__EXERCISE BRIEF__.
From the listing below, extract each line containing the string "JSON".

Dataset items:

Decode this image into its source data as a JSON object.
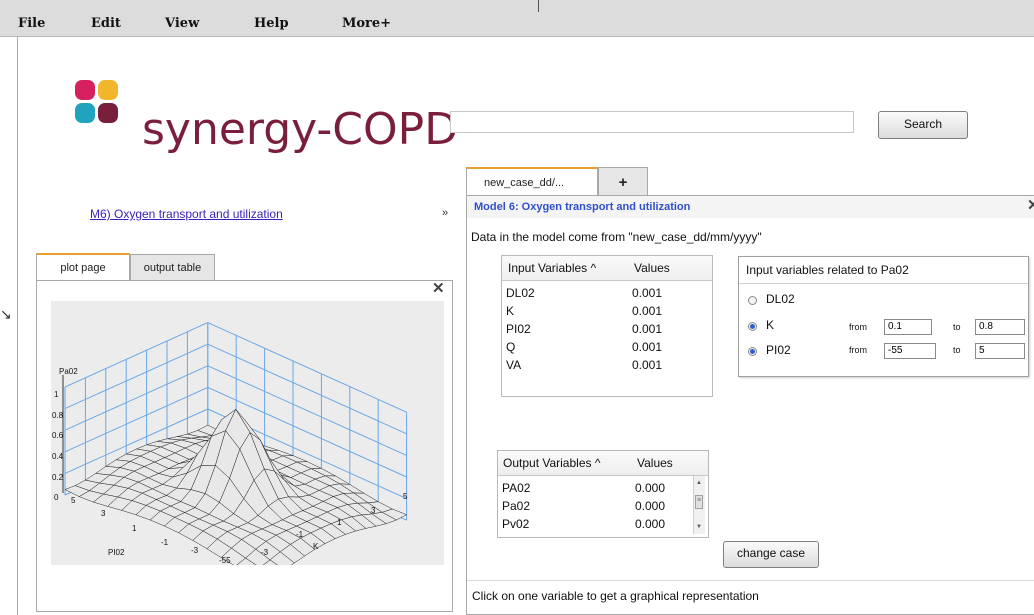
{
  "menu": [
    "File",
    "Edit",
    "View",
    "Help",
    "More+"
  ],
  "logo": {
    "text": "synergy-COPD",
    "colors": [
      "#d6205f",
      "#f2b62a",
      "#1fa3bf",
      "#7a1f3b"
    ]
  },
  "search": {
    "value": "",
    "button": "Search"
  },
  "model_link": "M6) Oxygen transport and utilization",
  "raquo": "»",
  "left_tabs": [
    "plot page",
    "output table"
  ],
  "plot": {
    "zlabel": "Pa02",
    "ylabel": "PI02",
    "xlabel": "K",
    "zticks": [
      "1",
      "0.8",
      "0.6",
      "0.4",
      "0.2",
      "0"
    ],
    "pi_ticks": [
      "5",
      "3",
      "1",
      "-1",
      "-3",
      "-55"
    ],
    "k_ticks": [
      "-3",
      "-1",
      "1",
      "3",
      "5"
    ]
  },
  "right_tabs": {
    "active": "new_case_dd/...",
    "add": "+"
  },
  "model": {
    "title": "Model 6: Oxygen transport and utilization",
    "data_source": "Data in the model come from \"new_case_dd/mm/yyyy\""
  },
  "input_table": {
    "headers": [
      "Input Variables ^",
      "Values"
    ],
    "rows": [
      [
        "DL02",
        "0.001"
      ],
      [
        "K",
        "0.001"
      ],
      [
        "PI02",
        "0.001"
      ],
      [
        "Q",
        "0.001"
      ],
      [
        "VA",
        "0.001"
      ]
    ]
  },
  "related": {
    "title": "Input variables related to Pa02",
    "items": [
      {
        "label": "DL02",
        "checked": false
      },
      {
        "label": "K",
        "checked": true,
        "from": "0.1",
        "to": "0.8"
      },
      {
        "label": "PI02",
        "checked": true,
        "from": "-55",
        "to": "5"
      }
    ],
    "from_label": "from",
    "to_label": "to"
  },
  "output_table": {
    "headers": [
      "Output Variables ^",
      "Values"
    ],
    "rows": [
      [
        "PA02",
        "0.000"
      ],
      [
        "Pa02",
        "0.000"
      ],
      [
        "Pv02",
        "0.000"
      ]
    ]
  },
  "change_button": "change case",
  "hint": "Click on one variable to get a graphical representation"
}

--

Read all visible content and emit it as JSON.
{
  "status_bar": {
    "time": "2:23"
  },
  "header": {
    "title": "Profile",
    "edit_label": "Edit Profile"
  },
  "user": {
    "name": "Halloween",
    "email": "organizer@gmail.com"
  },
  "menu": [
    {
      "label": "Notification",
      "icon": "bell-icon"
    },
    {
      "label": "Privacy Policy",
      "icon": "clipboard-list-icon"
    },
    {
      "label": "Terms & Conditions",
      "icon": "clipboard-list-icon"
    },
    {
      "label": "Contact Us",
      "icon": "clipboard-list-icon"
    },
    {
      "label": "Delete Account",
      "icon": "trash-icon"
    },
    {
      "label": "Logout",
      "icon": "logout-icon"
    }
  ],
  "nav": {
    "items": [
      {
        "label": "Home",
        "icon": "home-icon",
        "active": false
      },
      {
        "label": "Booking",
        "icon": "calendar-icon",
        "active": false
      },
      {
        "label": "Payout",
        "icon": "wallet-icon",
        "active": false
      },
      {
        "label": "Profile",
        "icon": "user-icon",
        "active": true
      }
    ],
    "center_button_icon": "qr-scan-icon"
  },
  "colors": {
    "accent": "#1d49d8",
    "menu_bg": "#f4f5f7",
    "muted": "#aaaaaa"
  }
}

__EXPECTED ANSWER__.
Decode this image into its source data as a JSON object.
Read all visible content and emit it as JSON.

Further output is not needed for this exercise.